====== Supplied data
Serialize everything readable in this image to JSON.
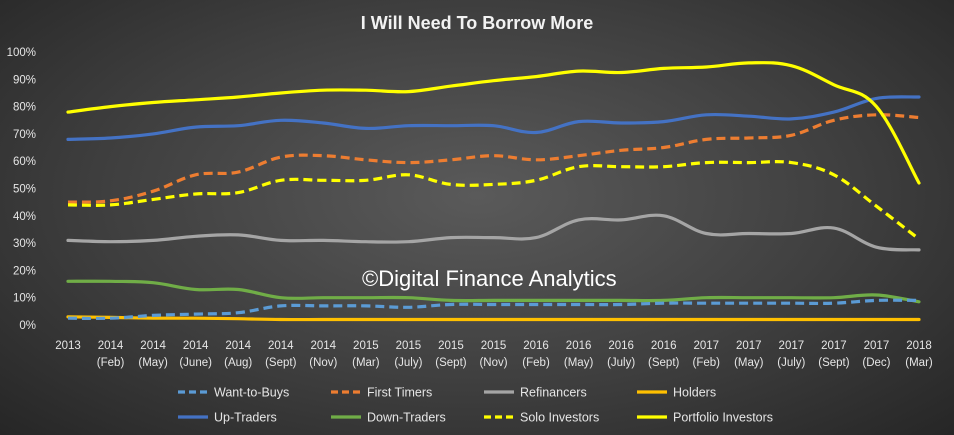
{
  "chart_data": {
    "type": "line",
    "title": "I Will Need To Borrow More",
    "watermark": "©Digital Finance Analytics",
    "xlabel": "",
    "ylabel": "",
    "ylim": [
      0,
      100
    ],
    "y_ticks": [
      "0%",
      "10%",
      "20%",
      "30%",
      "40%",
      "50%",
      "60%",
      "70%",
      "80%",
      "90%",
      "100%"
    ],
    "categories": [
      {
        "line1": "2013",
        "line2": ""
      },
      {
        "line1": "2014",
        "line2": "(Feb)"
      },
      {
        "line1": "2014",
        "line2": "(May)"
      },
      {
        "line1": "2014",
        "line2": "(June)"
      },
      {
        "line1": "2014",
        "line2": "(Aug)"
      },
      {
        "line1": "2014",
        "line2": "(Sept)"
      },
      {
        "line1": "2014",
        "line2": "(Nov)"
      },
      {
        "line1": "2015",
        "line2": "(Mar)"
      },
      {
        "line1": "2015",
        "line2": "(July)"
      },
      {
        "line1": "2015",
        "line2": "(Sept)"
      },
      {
        "line1": "2015",
        "line2": "(Nov)"
      },
      {
        "line1": "2016",
        "line2": "(Feb)"
      },
      {
        "line1": "2016",
        "line2": "(May)"
      },
      {
        "line1": "2016",
        "line2": "(July)"
      },
      {
        "line1": "2016",
        "line2": "(Sept)"
      },
      {
        "line1": "2017",
        "line2": "(Feb)"
      },
      {
        "line1": "2017",
        "line2": "(May)"
      },
      {
        "line1": "2017",
        "line2": "(July)"
      },
      {
        "line1": "2017",
        "line2": "(Sept)"
      },
      {
        "line1": "2017",
        "line2": "(Dec)"
      },
      {
        "line1": "2018",
        "line2": "(Mar)"
      }
    ],
    "grid": false,
    "legend_placement": "bottom",
    "series": [
      {
        "name": "Want-to-Buys",
        "color": "#5b9bd5",
        "dashed": true,
        "values": [
          2.5,
          2.5,
          3.5,
          4,
          4.5,
          7,
          7,
          7,
          6.5,
          7.5,
          7.5,
          7.5,
          7.5,
          7.5,
          8,
          8,
          8,
          8,
          8,
          9,
          9
        ]
      },
      {
        "name": "First Timers",
        "color": "#ed7d31",
        "dashed": true,
        "values": [
          45,
          45.5,
          49,
          55,
          56,
          61.5,
          62,
          60.5,
          59.5,
          60.5,
          62,
          60.5,
          62,
          64,
          65,
          68,
          68.5,
          69.5,
          75,
          77,
          76
        ]
      },
      {
        "name": "Refinancers",
        "color": "#a5a5a5",
        "dashed": false,
        "values": [
          31,
          30.5,
          31,
          32.5,
          33,
          31,
          31,
          30.5,
          30.5,
          32,
          32,
          32,
          38.5,
          38.5,
          40,
          33.5,
          33.5,
          33.5,
          35.5,
          28.5,
          27.5
        ]
      },
      {
        "name": "Holders",
        "color": "#ffc000",
        "dashed": false,
        "values": [
          3,
          2.8,
          2.5,
          2.5,
          2.3,
          2,
          2,
          2,
          2,
          2,
          2,
          2,
          2,
          2,
          2,
          2,
          2,
          2,
          2,
          2,
          2
        ]
      },
      {
        "name": "Up-Traders",
        "color": "#4472c4",
        "dashed": false,
        "values": [
          68,
          68.5,
          70,
          72.5,
          73,
          75,
          74,
          72,
          73,
          73,
          73,
          70.5,
          74.5,
          74,
          74.5,
          77,
          76.5,
          75.5,
          78,
          83,
          83.5
        ]
      },
      {
        "name": "Down-Traders",
        "color": "#70ad47",
        "dashed": false,
        "values": [
          16,
          16,
          15.5,
          13,
          13,
          10,
          10,
          10,
          10,
          9,
          9,
          9,
          9,
          9,
          9,
          10,
          10,
          10,
          10,
          11,
          8.5
        ]
      },
      {
        "name": "Solo Investors",
        "color": "#ffff00",
        "dashed": true,
        "values": [
          44,
          44,
          46,
          48,
          48.5,
          53,
          53,
          53,
          55,
          51.5,
          51.5,
          53,
          58,
          58,
          58,
          59.5,
          59.5,
          59.5,
          55,
          43.5,
          31.5
        ]
      },
      {
        "name": "Portfolio Investors",
        "color": "#ffff00",
        "dashed": false,
        "values": [
          78,
          80,
          81.5,
          82.5,
          83.5,
          85,
          86,
          86,
          85.5,
          87.5,
          89.5,
          91,
          93,
          92.5,
          94,
          94.5,
          96,
          95,
          88,
          80,
          52
        ]
      }
    ]
  }
}
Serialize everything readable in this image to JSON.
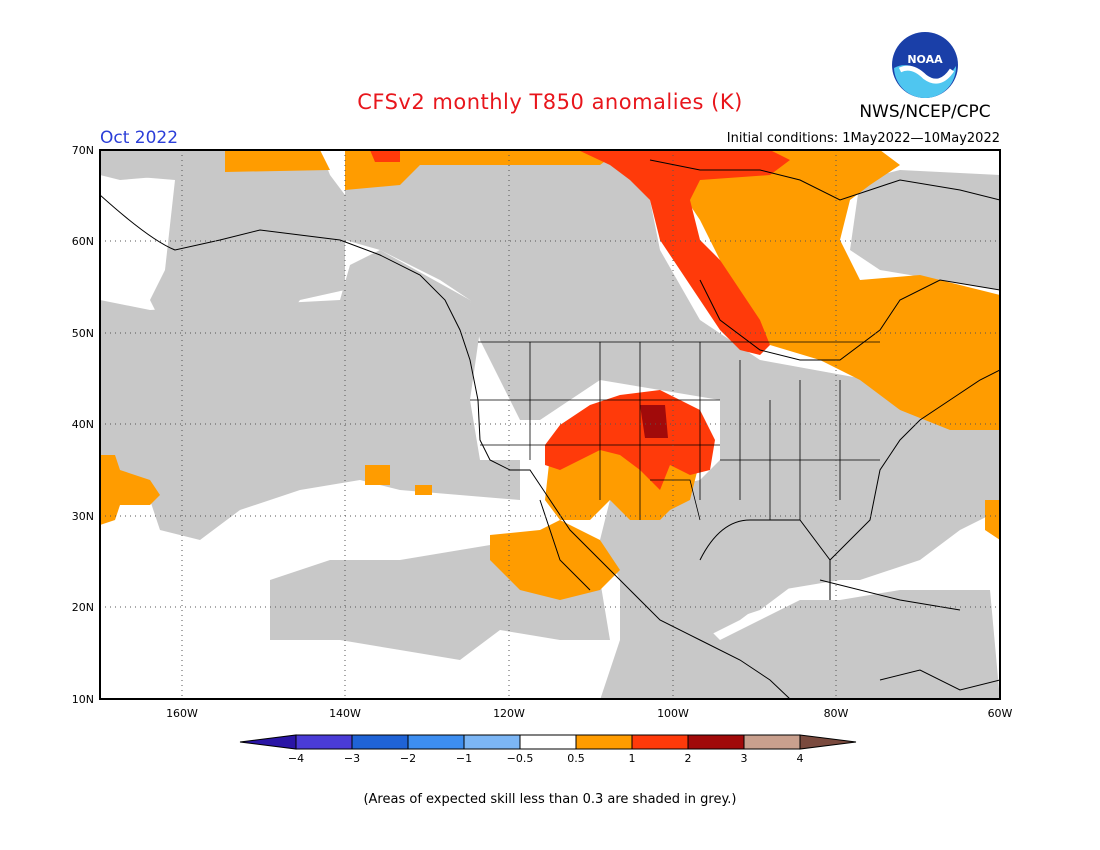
{
  "title": "CFSv2 monthly T850 anomalies (K)",
  "org_label": "NWS/NCEP/CPC",
  "logo_text": "NOAA",
  "valid_month": "Oct 2022",
  "initial_conditions": "Initial conditions: 1May2022—10May2022",
  "footnote": "(Areas of expected skill less than 0.3 are shaded in grey.)",
  "map": {
    "lat_ticks": [
      "70N",
      "60N",
      "50N",
      "40N",
      "30N",
      "20N",
      "10N"
    ],
    "lon_ticks": [
      "160W",
      "140W",
      "120W",
      "100W",
      "80W",
      "60W"
    ]
  },
  "colorbar": {
    "labels": [
      "−4",
      "−3",
      "−2",
      "−1",
      "−0.5",
      "0.5",
      "1",
      "2",
      "3",
      "4"
    ],
    "colors": [
      "#2a15a6",
      "#4a3bd6",
      "#1f63d6",
      "#3d8ef0",
      "#7cb6f5",
      "#ffffff",
      "#ff9c00",
      "#ff3a0a",
      "#a10a0a",
      "#c9a08e",
      "#7a4a3e"
    ]
  },
  "palette": {
    "grey": "#c8c8c8",
    "orange": "#ff9c00",
    "red": "#ff3a0a",
    "darkred": "#a10a0a"
  }
}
============
How many of the lines above contain the string "name"? Give the number only.

8